DIRECTION: Repeat the data that follows, word for word, without the images.

TASK INPUTS:
=-=-=
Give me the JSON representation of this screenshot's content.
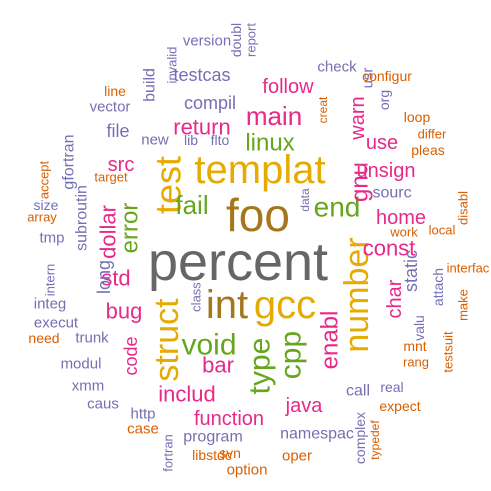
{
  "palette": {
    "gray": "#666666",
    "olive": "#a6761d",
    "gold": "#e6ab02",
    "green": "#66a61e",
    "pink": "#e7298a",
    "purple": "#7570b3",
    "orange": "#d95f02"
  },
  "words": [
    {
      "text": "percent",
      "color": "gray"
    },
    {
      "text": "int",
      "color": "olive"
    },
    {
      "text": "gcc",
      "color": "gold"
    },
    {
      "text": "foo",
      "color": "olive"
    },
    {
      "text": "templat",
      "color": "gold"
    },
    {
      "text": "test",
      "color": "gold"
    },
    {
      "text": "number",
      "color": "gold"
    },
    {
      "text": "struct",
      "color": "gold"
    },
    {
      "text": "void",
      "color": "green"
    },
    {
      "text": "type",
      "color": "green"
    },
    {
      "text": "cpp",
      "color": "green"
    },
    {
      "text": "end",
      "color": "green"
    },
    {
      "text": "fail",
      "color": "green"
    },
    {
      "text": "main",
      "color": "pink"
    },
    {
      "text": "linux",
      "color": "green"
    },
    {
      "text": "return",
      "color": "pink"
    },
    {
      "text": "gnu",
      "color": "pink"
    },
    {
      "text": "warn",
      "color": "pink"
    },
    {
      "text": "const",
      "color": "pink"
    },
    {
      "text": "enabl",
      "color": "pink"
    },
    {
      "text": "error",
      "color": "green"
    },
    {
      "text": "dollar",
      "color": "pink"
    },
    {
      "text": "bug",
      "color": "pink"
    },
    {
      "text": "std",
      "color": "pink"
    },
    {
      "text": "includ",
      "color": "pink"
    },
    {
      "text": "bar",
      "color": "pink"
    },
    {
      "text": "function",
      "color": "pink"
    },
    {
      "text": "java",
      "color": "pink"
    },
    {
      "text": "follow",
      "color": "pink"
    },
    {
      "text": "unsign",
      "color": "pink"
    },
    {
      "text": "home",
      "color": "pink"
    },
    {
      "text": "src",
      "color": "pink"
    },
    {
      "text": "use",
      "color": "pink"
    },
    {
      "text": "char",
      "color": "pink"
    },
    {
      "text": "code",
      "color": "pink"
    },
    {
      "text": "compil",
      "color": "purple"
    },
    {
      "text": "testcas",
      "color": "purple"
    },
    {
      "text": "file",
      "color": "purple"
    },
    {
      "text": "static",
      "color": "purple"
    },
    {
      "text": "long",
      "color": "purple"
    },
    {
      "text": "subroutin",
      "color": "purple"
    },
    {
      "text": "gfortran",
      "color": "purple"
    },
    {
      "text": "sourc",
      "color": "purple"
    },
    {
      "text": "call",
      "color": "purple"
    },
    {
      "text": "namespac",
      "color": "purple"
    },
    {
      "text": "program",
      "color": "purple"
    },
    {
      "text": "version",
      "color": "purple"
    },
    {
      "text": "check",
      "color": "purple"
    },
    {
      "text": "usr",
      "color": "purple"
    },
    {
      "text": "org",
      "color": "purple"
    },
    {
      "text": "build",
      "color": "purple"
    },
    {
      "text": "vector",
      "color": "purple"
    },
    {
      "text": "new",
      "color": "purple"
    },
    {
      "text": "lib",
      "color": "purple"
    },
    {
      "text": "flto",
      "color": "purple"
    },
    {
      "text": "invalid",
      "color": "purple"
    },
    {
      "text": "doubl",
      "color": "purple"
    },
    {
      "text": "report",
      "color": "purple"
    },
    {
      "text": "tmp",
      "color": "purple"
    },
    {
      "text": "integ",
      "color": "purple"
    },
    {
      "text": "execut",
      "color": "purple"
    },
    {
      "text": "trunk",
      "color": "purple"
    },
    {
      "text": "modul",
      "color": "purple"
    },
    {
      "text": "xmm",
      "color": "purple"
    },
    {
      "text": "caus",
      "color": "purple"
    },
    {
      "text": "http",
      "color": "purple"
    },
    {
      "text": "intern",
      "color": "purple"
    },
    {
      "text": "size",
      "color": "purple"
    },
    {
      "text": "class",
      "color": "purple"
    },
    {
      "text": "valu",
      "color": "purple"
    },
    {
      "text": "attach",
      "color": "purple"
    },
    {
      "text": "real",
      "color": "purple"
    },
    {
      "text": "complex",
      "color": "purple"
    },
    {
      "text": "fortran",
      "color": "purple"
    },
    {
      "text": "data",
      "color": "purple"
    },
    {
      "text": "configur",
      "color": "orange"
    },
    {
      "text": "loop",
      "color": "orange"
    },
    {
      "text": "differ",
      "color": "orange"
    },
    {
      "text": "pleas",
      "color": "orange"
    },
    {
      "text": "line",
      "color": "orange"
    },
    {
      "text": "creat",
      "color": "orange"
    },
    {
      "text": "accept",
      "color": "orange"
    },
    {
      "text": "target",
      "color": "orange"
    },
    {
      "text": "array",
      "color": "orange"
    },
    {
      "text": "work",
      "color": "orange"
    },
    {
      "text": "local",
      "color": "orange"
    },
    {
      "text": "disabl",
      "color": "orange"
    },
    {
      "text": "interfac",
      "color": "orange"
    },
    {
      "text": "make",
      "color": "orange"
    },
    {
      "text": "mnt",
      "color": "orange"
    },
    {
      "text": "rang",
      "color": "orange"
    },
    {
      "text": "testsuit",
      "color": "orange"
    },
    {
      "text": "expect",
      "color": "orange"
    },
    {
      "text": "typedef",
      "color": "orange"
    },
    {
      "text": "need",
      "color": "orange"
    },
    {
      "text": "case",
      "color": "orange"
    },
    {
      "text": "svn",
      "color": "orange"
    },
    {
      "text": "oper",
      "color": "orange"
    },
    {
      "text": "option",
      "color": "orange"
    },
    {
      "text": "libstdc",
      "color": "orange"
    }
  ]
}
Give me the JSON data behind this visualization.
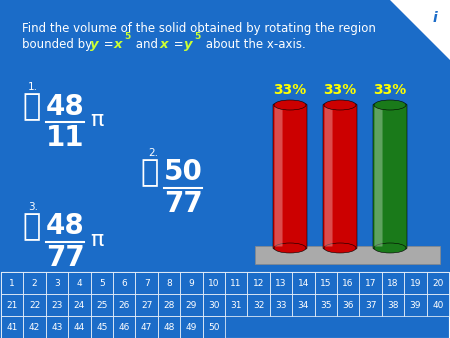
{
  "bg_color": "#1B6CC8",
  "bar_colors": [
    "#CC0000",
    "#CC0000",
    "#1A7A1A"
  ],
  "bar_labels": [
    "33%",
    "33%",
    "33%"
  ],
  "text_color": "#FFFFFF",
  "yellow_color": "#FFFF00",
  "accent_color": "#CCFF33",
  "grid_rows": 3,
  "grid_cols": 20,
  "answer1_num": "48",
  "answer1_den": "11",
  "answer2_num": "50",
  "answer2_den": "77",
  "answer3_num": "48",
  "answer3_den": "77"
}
=-=-=
EXERCISE SOLUTION:
Give me the JSON representation of this screenshot's content.
{
  "palette": {
    "gray": "#666666",
    "olive": "#a6761d",
    "gold": "#e6ab02",
    "green": "#66a61e",
    "pink": "#e7298a",
    "purple": "#7570b3",
    "orange": "#d95f02"
  },
  "words": [
    {
      "text": "percent",
      "color": "gray"
    },
    {
      "text": "int",
      "color": "olive"
    },
    {
      "text": "gcc",
      "color": "gold"
    },
    {
      "text": "foo",
      "color": "olive"
    },
    {
      "text": "templat",
      "color": "gold"
    },
    {
      "text": "test",
      "color": "gold"
    },
    {
      "text": "number",
      "color": "gold"
    },
    {
      "text": "struct",
      "color": "gold"
    },
    {
      "text": "void",
      "color": "green"
    },
    {
      "text": "type",
      "color": "green"
    },
    {
      "text": "cpp",
      "color": "green"
    },
    {
      "text": "end",
      "color": "green"
    },
    {
      "text": "fail",
      "color": "green"
    },
    {
      "text": "main",
      "color": "pink"
    },
    {
      "text": "linux",
      "color": "green"
    },
    {
      "text": "return",
      "color": "pink"
    },
    {
      "text": "gnu",
      "color": "pink"
    },
    {
      "text": "warn",
      "color": "pink"
    },
    {
      "text": "const",
      "color": "pink"
    },
    {
      "text": "enabl",
      "color": "pink"
    },
    {
      "text": "error",
      "color": "green"
    },
    {
      "text": "dollar",
      "color": "pink"
    },
    {
      "text": "bug",
      "color": "pink"
    },
    {
      "text": "std",
      "color": "pink"
    },
    {
      "text": "includ",
      "color": "pink"
    },
    {
      "text": "bar",
      "color": "pink"
    },
    {
      "text": "function",
      "color": "pink"
    },
    {
      "text": "java",
      "color": "pink"
    },
    {
      "text": "follow",
      "color": "pink"
    },
    {
      "text": "unsign",
      "color": "pink"
    },
    {
      "text": "home",
      "color": "pink"
    },
    {
      "text": "src",
      "color": "pink"
    },
    {
      "text": "use",
      "color": "pink"
    },
    {
      "text": "char",
      "color": "pink"
    },
    {
      "text": "code",
      "color": "pink"
    },
    {
      "text": "compil",
      "color": "purple"
    },
    {
      "text": "testcas",
      "color": "purple"
    },
    {
      "text": "file",
      "color": "purple"
    },
    {
      "text": "static",
      "color": "purple"
    },
    {
      "text": "long",
      "color": "purple"
    },
    {
      "text": "subroutin",
      "color": "purple"
    },
    {
      "text": "gfortran",
      "color": "purple"
    },
    {
      "text": "sourc",
      "color": "purple"
    },
    {
      "text": "call",
      "color": "purple"
    },
    {
      "text": "namespac",
      "color": "purple"
    },
    {
      "text": "program",
      "color": "purple"
    },
    {
      "text": "version",
      "color": "purple"
    },
    {
      "text": "check",
      "color": "purple"
    },
    {
      "text": "usr",
      "color": "purple"
    },
    {
      "text": "org",
      "color": "purple"
    },
    {
      "text": "build",
      "color": "purple"
    },
    {
      "text": "vector",
      "color": "purple"
    },
    {
      "text": "new",
      "color": "purple"
    },
    {
      "text": "lib",
      "color": "purple"
    },
    {
      "text": "flto",
      "color": "purple"
    },
    {
      "text": "invalid",
      "color": "purple"
    },
    {
      "text": "doubl",
      "color": "purple"
    },
    {
      "text": "report",
      "color": "purple"
    },
    {
      "text": "tmp",
      "color": "purple"
    },
    {
      "text": "integ",
      "color": "purple"
    },
    {
      "text": "execut",
      "color": "purple"
    },
    {
      "text": "trunk",
      "color": "purple"
    },
    {
      "text": "modul",
      "color": "purple"
    },
    {
      "text": "xmm",
      "color": "purple"
    },
    {
      "text": "caus",
      "color": "purple"
    },
    {
      "text": "http",
      "color": "purple"
    },
    {
      "text": "intern",
      "color": "purple"
    },
    {
      "text": "size",
      "color": "purple"
    },
    {
      "text": "class",
      "color": "purple"
    },
    {
      "text": "valu",
      "color": "purple"
    },
    {
      "text": "attach",
      "color": "purple"
    },
    {
      "text": "real",
      "color": "purple"
    },
    {
      "text": "complex",
      "color": "purple"
    },
    {
      "text": "fortran",
      "color": "purple"
    },
    {
      "text": "data",
      "color": "purple"
    },
    {
      "text": "configur",
      "color": "orange"
    },
    {
      "text": "loop",
      "color": "orange"
    },
    {
      "text": "differ",
      "color": "orange"
    },
    {
      "text": "pleas",
      "color": "orange"
    },
    {
      "text": "line",
      "color": "orange"
    },
    {
      "text": "creat",
      "color": "orange"
    },
    {
      "text": "accept",
      "color": "orange"
    },
    {
      "text": "target",
      "color": "orange"
    },
    {
      "text": "array",
      "color": "orange"
    },
    {
      "text": "work",
      "color": "orange"
    },
    {
      "text": "local",
      "color": "orange"
    },
    {
      "text": "disabl",
      "color": "orange"
    },
    {
      "text": "interfac",
      "color": "orange"
    },
    {
      "text": "make",
      "color": "orange"
    },
    {
      "text": "mnt",
      "color": "orange"
    },
    {
      "text": "rang",
      "color": "orange"
    },
    {
      "text": "testsuit",
      "color": "orange"
    },
    {
      "text": "expect",
      "color": "orange"
    },
    {
      "text": "typedef",
      "color": "orange"
    },
    {
      "text": "need",
      "color": "orange"
    },
    {
      "text": "case",
      "color": "orange"
    },
    {
      "text": "svn",
      "color": "orange"
    },
    {
      "text": "oper",
      "color": "orange"
    },
    {
      "text": "option",
      "color": "orange"
    },
    {
      "text": "libstdc",
      "color": "orange"
    }
  ]
}
Give me the JSON data behind this visualization.
{
  "bg_color": "#1B6CC8",
  "bar_colors": [
    "#CC0000",
    "#CC0000",
    "#1A7A1A"
  ],
  "bar_labels": [
    "33%",
    "33%",
    "33%"
  ],
  "text_color": "#FFFFFF",
  "yellow_color": "#FFFF00",
  "accent_color": "#CCFF33",
  "grid_rows": 3,
  "grid_cols": 20,
  "answer1_num": "48",
  "answer1_den": "11",
  "answer2_num": "50",
  "answer2_den": "77",
  "answer3_num": "48",
  "answer3_den": "77"
}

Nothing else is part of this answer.